[Problem to work on]
Copy the lines below verbatim, beginning with the line that includes "Convert this document image to plain text." and continuing to the end; leave out everything before it.

[Material]
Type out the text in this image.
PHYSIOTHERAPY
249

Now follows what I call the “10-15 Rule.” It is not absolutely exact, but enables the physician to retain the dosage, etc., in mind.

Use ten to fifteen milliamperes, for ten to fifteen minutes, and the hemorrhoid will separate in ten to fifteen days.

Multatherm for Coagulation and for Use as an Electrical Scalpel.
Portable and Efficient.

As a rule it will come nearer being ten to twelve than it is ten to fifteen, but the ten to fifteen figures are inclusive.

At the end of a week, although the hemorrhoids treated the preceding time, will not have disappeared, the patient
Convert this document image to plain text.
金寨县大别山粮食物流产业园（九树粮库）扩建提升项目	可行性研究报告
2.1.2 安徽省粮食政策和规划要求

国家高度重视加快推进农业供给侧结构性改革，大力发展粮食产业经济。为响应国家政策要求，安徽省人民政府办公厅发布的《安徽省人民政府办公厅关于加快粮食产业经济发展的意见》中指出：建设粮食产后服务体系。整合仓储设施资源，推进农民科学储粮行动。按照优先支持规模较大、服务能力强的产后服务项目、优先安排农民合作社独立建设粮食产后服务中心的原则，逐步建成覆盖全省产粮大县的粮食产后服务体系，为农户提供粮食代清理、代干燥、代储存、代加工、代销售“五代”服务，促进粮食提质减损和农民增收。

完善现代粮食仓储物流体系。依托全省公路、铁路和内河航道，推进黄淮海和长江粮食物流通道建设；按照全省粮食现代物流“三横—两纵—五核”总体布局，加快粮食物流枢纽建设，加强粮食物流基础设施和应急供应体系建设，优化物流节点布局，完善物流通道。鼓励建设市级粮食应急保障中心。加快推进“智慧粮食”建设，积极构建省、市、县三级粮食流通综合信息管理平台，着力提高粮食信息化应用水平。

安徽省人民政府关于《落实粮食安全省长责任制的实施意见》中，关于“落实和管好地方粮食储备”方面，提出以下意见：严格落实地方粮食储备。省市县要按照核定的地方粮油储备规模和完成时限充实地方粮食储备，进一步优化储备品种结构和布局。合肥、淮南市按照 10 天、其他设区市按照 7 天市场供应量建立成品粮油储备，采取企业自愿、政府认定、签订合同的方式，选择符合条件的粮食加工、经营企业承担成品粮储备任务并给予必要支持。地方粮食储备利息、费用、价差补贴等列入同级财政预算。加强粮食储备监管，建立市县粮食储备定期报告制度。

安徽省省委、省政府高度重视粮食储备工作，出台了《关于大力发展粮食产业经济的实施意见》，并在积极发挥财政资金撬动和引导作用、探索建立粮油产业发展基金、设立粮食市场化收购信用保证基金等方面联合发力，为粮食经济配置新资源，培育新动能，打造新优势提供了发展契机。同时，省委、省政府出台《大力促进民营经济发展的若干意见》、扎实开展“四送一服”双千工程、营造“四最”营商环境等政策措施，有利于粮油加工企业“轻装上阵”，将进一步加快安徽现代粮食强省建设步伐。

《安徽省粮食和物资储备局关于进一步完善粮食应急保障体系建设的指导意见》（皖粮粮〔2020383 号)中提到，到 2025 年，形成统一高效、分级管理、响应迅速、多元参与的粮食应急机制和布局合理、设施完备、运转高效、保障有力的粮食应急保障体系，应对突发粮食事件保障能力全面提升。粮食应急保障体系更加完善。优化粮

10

[Answer for this exercise]
Convert this document image to plain text.
金寨县大别山粮食物流产业园（九树粮库）扩建提升项目	可行性研究报告
2.1.2 安徽省粮食政策和规划要求

国家高度重视加快推进农业供给侧结构性改革，大力发展粮食产业经济。为响应国家政策要求，安徽省人民政府办公厅发布的《安徽省人民政府办公厅关于加快粮食产业经济发展的意见》中指出：建设粮食产后服务体系。整合仓储设施资源，推进农民科学储粮行动。按照优先支持规模较大、服务能力强的产后服务项目、优先安排农民合作社独立建设粮食产后服务中心的原则，逐步建成覆盖全省产粮大县的粮食产后服务体系，为农户提供粮食代清理、代干燥、代储存、代加工、代销售“五代”服务，促进粮食提质减损和农民增收。

完善现代粮食仓储物流体系。依托全省公路、铁路和内河航道，推进黄淮海和长江粮食物流通道建设；按照全省粮食现代物流“三横—两纵—五核”总体布局，加快粮食物流枢纽建设，加强粮食物流基础设施和应急供应体系建设，优化物流节点布局，完善物流通道。鼓励建设市级粮食应急保障中心。加快推进“智慧粮食”建设，积极构建省、市、县三级粮食流通综合信息管理平台，着力提高粮食信息化应用水平。

安徽省人民政府关于《落实粮食安全省长责任制的实施意见》中，关于“落实和管好地方粮食储备”方面，提出以下意见：严格落实地方粮食储备。省市县要按照核定的地方粮油储备规模和完成时限充实地方粮食储备，进一步优化储备品种结构和布局。合肥、淮南市按照 10 天、其他设区市按照 7 天市场供应量建立成品粮油储备，采取企业自愿、政府认定、签订合同的方式，选择符合条件的粮食加工、经营企业承担成品粮储备任务并给予必要支持。地方粮食储备利息、费用、价差补贴等列入同级财政预算。加强粮食储备监管，建立市县粮食储备定期报告制度。

安徽省省委、省政府高度重视粮食储备工作，出台了《关于大力发展粮食产业经济的实施意见》，并在积极发挥财政资金撬动和引导作用、探索建立粮油产业发展基金、设立粮食市场化收购信用保证基金等方面联合发力，为粮食经济配置新资源，培育新动能，打造新优势提供了发展契机。同时，省委、省政府出台《大力促进民营经济发展的若干意见》、扎实开展“四送一服”双千工程、营造“四最”营商环境等政策措施，有利于粮油加工企业“轻装上阵”，将进一步加快安徽现代粮食强省建设步伐。

《安徽省粮食和物资储备局关于进一步完善粮食应急保障体系建设的指导意见》（皖粮粮〔2020383 号)中提到，到 2025 年，形成统一高效、分级管理、响应迅速、多元参与的粮食应急机制和布局合理、设施完备、运转高效、保障有力的粮食应急保障体系，应对突发粮食事件保障能力全面提升。粮食应急保障体系更加完善。优化粮

10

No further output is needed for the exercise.